§ **TO BE DONE**: From the entries that follow, gather each line holding the word "Achse".

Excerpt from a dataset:
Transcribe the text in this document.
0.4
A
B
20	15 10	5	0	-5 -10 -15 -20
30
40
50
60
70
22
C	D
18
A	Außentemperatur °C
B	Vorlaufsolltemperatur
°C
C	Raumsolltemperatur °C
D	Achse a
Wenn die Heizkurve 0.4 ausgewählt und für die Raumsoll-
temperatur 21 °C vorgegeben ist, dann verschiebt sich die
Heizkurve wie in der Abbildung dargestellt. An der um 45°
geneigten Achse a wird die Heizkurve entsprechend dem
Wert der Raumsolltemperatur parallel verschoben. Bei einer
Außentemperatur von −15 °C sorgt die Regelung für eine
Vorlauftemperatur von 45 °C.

§ **SOLUTION TO THIS PROBLEM**:
D	Achse a
geneigten Achse a wird die Heizkurve entsprechend dem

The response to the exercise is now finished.